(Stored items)

########################################

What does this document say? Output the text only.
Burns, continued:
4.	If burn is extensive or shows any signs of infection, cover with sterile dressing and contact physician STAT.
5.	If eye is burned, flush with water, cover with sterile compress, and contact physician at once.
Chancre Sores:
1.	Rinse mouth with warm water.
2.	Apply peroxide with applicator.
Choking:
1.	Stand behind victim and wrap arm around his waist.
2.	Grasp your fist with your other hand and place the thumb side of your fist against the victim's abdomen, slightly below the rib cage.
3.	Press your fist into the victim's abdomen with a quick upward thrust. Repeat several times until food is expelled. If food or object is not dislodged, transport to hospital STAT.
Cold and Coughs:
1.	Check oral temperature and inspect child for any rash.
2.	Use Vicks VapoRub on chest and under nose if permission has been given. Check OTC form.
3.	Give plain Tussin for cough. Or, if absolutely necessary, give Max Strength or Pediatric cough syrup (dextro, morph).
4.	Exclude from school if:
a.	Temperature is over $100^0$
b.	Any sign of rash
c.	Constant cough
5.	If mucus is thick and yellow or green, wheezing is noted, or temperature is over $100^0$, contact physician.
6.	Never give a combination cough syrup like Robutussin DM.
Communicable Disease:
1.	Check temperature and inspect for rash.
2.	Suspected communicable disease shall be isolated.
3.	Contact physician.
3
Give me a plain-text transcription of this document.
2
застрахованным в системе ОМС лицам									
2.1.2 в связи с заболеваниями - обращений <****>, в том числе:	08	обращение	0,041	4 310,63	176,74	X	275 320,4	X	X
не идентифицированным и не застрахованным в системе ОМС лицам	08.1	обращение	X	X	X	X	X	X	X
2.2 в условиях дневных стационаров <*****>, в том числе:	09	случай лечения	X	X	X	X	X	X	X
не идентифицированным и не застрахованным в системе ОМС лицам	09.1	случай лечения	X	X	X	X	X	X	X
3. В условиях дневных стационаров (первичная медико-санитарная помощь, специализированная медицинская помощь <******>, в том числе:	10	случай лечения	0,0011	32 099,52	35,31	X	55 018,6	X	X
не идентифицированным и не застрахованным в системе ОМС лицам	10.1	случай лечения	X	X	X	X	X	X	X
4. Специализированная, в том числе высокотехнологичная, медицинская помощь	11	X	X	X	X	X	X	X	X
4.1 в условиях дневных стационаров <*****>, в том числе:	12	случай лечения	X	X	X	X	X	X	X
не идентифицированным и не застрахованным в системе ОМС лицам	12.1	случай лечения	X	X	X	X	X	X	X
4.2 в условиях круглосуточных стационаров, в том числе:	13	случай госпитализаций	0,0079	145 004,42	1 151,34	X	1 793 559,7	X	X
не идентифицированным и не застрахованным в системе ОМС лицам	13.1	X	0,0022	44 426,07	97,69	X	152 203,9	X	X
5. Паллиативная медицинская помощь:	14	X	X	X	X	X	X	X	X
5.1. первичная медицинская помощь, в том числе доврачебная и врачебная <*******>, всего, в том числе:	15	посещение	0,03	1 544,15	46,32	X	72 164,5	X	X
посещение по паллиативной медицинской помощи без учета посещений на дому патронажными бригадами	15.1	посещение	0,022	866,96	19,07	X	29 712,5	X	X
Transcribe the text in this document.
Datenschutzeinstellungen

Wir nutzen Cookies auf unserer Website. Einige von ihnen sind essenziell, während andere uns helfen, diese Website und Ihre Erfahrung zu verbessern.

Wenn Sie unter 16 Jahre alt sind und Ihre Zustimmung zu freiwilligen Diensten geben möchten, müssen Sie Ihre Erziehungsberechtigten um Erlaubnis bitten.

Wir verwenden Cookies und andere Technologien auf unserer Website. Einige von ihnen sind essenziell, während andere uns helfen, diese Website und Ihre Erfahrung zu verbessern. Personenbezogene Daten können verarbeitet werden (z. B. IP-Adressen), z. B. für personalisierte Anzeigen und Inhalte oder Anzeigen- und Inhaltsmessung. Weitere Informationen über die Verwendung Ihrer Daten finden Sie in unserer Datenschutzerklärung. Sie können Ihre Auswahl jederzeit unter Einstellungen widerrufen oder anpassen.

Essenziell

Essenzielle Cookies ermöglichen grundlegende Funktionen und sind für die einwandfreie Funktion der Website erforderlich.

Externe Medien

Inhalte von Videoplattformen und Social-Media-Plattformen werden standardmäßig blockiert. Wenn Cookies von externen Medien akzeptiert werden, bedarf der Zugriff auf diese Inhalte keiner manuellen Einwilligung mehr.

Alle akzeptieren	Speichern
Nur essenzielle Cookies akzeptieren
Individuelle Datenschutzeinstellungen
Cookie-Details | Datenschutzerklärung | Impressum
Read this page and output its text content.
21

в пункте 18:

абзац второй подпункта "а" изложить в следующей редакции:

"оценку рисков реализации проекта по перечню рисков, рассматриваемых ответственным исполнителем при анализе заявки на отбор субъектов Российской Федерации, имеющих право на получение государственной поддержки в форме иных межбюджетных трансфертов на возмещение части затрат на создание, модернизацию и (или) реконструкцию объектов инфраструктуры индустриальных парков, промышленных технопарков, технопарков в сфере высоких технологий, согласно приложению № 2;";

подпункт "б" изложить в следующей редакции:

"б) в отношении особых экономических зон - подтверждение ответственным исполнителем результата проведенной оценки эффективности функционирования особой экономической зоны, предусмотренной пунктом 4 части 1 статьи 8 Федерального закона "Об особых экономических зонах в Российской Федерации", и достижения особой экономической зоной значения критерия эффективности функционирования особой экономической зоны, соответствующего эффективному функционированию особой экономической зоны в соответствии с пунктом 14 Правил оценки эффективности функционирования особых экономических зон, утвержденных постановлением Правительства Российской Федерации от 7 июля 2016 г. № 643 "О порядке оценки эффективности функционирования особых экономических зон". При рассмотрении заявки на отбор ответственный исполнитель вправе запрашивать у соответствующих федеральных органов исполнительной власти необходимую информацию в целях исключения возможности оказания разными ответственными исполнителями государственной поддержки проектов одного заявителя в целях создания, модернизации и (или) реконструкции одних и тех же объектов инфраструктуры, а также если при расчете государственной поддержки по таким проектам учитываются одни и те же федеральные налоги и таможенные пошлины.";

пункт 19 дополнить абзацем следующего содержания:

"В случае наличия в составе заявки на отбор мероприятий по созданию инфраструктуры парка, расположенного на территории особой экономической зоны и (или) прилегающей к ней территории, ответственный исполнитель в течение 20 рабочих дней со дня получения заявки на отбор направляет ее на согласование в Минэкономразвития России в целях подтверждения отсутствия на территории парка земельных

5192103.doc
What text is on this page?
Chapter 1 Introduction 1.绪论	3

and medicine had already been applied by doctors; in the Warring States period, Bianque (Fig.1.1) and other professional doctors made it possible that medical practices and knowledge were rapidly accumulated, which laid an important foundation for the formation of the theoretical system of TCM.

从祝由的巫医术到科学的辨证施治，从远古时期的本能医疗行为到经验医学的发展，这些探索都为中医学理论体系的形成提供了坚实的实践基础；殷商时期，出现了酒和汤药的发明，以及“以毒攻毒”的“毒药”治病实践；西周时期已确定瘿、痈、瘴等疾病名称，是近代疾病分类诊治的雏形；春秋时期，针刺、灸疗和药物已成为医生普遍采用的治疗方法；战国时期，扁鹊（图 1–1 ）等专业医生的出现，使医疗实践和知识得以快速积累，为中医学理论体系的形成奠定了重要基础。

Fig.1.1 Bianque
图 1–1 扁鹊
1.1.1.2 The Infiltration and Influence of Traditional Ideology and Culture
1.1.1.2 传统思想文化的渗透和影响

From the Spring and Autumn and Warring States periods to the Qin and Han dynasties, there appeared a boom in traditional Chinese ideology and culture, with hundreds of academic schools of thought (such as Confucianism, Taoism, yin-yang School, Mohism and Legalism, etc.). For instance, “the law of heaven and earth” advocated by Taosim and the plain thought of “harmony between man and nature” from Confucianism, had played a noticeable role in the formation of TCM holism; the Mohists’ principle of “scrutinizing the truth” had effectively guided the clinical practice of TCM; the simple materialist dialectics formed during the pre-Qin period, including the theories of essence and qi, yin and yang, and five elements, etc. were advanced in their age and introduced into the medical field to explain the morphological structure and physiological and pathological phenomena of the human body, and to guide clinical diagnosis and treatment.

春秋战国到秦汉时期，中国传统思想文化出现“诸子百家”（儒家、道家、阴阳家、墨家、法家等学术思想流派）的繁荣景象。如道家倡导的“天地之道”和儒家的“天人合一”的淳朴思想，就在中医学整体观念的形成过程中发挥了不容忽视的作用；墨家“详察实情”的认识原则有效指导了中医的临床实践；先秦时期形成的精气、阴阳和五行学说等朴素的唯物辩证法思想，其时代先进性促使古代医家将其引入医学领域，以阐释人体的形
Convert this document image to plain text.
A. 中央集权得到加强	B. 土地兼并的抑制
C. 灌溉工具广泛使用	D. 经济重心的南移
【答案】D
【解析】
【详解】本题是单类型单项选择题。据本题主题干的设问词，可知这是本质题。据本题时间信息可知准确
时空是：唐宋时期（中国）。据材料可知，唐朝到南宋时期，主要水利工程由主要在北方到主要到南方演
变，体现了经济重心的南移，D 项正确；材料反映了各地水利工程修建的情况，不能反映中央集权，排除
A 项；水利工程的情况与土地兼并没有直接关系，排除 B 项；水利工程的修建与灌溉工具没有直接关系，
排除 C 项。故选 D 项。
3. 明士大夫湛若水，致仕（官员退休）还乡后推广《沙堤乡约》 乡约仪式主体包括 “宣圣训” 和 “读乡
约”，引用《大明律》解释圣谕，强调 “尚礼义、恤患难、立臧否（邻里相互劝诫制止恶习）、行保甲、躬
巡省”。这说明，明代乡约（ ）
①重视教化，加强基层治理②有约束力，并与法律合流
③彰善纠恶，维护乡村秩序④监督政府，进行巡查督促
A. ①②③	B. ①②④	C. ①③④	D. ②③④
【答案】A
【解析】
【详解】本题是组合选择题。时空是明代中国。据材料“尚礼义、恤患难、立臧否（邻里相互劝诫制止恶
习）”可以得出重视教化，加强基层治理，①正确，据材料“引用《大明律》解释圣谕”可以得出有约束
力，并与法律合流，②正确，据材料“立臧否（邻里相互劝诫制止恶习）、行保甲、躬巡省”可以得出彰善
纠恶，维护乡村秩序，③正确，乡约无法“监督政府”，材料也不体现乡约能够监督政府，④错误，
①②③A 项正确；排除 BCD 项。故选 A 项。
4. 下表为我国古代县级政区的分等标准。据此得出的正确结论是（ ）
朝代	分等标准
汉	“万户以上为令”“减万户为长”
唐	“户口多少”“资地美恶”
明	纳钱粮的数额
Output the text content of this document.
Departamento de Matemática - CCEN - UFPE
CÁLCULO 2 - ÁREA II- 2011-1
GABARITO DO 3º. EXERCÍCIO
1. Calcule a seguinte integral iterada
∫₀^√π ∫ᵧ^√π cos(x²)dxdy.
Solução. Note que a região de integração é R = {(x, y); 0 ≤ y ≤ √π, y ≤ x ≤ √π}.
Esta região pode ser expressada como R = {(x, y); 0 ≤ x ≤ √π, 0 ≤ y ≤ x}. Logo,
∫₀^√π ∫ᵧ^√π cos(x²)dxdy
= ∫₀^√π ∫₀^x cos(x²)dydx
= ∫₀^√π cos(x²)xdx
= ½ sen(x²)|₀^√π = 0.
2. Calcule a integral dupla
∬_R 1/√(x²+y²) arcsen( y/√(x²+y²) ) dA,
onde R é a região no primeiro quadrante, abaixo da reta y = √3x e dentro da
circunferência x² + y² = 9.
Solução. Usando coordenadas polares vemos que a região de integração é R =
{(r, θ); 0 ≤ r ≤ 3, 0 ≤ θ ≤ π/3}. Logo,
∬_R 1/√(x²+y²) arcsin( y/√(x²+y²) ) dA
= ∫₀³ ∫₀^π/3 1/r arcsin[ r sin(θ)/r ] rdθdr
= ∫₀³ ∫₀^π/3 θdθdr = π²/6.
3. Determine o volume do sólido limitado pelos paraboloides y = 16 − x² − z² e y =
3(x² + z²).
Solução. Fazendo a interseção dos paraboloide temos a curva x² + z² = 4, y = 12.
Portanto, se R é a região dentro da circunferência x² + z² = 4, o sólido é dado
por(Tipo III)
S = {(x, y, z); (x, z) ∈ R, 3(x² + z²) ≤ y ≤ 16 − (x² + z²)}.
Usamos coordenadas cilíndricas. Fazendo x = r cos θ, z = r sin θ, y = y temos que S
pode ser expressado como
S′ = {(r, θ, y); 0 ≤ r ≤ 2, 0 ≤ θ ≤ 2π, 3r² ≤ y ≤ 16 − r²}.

########################################

**Exercise brief**
Copy and report every line where the word "syrup" is present.

**Solution for this exercise**
3.	Give plain Tussin for cough. Or, if absolutely necessary, give Max Strength or Pediatric cough syrup (dextro, morph).
6.	Never give a combination cough syrup like Robutussin DM.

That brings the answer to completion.